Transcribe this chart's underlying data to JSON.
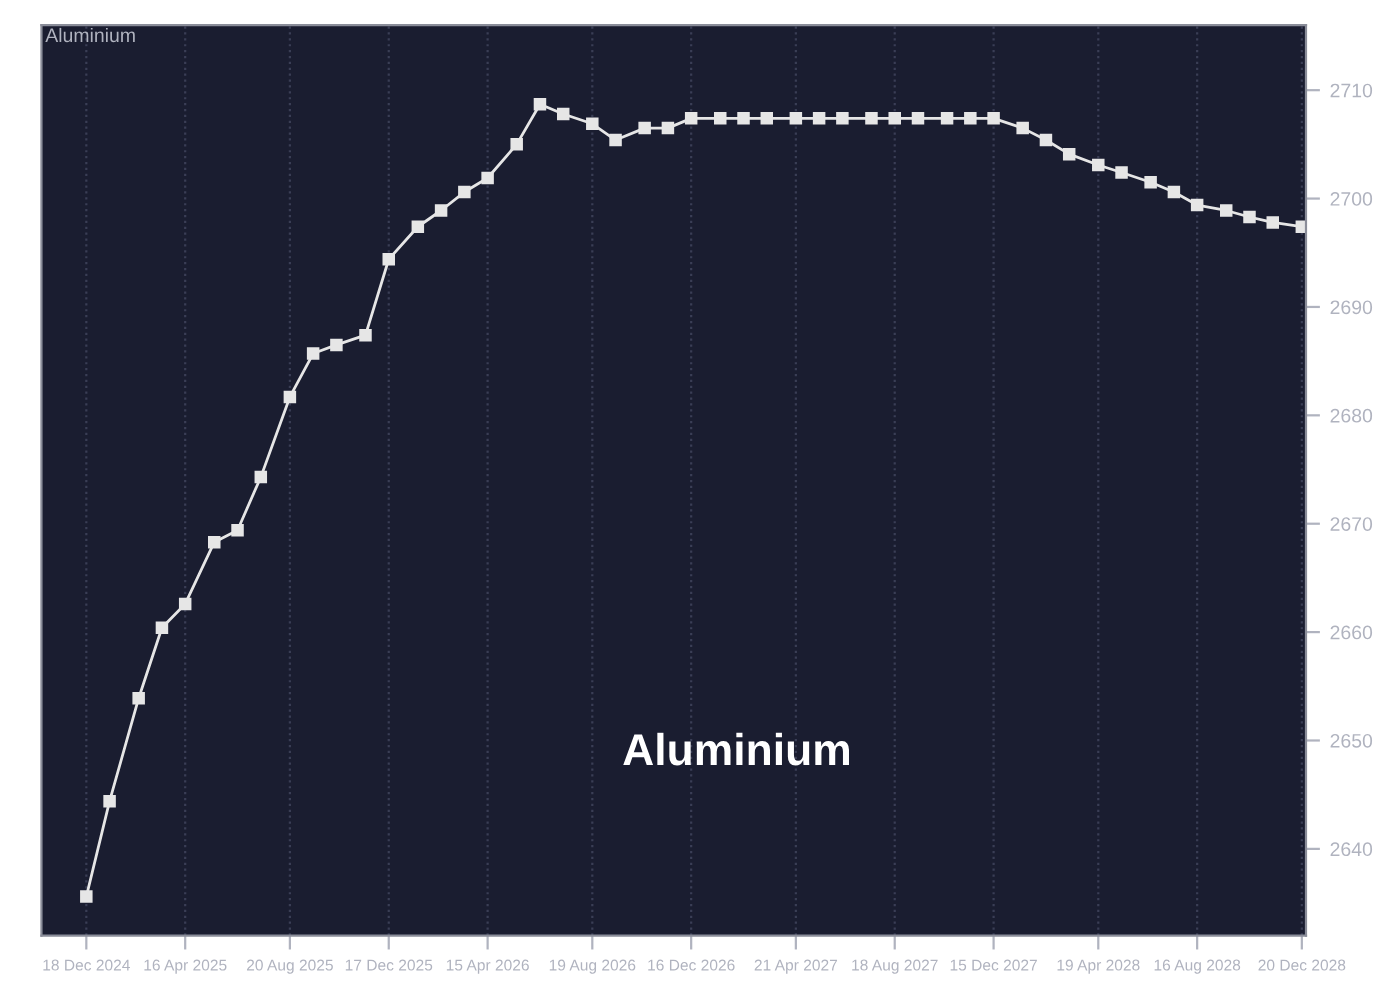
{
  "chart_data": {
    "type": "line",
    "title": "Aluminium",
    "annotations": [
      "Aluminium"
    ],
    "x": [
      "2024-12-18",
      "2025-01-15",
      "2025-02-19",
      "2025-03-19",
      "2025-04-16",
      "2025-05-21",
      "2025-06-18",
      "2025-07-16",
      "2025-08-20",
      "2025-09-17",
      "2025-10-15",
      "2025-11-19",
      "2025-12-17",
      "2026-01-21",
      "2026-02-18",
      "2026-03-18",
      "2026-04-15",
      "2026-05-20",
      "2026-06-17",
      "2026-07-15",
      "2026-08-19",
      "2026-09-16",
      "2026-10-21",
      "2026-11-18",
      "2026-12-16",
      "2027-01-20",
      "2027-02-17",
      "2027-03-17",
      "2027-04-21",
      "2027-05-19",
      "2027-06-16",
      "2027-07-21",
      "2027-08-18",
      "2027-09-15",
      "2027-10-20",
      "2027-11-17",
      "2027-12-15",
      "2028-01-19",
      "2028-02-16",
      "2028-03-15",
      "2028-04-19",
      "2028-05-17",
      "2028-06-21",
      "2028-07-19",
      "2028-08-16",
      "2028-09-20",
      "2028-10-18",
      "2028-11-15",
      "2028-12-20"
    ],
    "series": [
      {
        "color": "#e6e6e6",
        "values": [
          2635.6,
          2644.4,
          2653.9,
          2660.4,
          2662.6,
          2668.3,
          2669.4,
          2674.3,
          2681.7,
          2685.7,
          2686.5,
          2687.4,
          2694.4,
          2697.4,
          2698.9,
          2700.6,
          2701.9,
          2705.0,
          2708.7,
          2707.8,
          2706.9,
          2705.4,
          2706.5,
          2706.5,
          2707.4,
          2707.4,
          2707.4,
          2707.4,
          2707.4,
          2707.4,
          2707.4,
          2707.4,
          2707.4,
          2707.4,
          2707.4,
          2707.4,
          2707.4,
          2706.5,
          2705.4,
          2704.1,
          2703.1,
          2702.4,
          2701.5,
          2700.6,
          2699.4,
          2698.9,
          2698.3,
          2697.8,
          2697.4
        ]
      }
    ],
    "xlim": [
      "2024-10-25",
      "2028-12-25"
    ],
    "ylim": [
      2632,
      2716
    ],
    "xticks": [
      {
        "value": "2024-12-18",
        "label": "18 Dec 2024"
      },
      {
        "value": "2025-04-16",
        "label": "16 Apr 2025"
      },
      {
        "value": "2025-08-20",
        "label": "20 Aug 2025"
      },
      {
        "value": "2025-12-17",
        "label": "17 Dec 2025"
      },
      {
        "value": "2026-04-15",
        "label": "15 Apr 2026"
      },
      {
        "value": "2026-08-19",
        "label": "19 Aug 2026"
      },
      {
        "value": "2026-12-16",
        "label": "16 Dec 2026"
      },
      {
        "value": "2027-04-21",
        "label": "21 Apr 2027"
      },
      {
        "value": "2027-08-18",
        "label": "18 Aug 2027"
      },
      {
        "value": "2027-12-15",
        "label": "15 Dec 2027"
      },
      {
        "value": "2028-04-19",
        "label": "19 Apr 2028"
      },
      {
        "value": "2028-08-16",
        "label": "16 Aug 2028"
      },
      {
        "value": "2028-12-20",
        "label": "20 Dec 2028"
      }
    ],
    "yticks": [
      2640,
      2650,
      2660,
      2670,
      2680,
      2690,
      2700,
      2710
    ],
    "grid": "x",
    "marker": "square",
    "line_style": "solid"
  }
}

---

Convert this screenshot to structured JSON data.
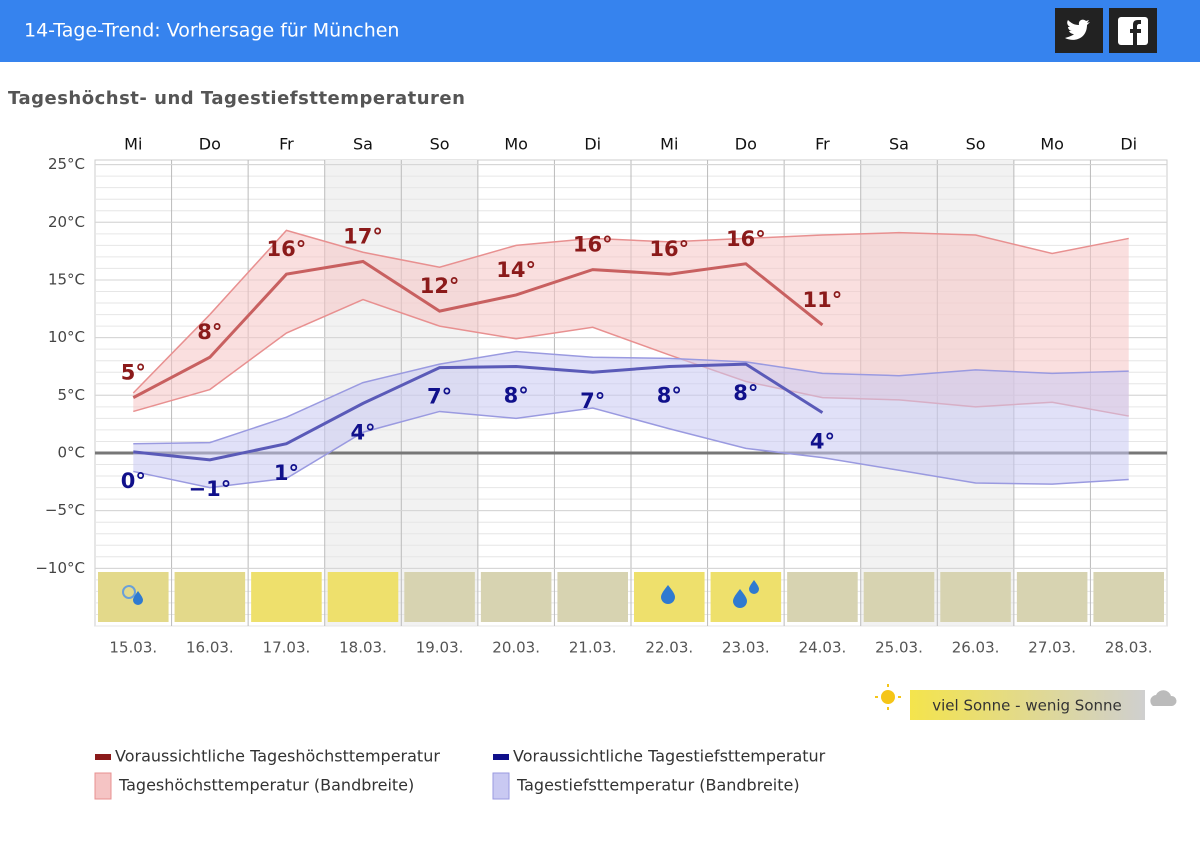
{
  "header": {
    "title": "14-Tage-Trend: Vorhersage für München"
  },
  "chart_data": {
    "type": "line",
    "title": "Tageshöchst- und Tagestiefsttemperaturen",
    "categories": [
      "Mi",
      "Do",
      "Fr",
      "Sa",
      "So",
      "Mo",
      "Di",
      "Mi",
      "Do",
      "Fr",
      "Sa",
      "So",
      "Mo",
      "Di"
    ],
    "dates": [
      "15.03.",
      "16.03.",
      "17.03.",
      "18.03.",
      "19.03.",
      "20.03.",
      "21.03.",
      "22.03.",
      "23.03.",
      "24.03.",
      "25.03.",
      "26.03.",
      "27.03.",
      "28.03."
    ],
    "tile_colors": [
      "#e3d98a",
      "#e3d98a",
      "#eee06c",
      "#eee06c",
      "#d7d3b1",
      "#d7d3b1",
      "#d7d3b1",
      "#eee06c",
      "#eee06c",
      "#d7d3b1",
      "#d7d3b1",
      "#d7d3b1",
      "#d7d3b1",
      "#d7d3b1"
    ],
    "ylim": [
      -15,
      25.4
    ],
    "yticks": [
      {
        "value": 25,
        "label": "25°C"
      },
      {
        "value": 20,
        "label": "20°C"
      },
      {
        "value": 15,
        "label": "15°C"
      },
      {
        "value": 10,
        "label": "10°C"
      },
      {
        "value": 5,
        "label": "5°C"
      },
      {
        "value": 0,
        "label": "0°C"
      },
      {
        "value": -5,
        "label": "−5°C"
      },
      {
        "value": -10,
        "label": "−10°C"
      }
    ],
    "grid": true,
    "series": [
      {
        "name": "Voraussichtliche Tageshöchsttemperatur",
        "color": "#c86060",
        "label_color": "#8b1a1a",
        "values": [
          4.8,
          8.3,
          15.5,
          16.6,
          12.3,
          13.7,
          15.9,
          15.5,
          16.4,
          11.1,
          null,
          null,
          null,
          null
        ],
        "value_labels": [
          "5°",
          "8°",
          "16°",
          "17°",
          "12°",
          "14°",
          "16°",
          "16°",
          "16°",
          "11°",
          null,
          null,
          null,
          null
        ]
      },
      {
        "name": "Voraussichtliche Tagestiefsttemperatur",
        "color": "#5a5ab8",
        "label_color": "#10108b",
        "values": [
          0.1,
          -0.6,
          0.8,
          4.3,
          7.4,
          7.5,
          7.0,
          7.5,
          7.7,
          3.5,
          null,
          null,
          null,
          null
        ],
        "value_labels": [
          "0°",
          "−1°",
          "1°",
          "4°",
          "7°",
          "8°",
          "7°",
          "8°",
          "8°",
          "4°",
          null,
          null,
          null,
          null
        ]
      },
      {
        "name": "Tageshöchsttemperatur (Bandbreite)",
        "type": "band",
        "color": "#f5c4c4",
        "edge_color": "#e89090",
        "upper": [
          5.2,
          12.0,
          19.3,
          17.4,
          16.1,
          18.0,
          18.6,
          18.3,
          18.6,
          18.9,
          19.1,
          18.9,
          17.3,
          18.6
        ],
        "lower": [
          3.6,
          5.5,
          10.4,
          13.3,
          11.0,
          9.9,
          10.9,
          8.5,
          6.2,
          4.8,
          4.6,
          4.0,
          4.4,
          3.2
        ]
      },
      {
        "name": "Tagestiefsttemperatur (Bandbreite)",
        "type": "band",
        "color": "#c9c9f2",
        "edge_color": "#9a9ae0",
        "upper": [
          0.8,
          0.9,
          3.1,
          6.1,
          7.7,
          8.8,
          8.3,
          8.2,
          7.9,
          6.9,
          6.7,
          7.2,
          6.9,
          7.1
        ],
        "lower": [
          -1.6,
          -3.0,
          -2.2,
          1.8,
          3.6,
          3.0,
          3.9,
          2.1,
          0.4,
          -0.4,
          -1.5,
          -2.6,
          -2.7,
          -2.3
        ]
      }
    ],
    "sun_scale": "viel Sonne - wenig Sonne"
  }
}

# [Stated exercise]
For each line above that contains the word "name", copy that line.

# [Solution to this task]
        "name": "Voraussichtliche Tageshöchsttemperatur",
        "name": "Voraussichtliche Tagestiefsttemperatur",
        "name": "Tageshöchsttemperatur (Bandbreite)",
        "name": "Tagestiefsttemperatur (Bandbreite)",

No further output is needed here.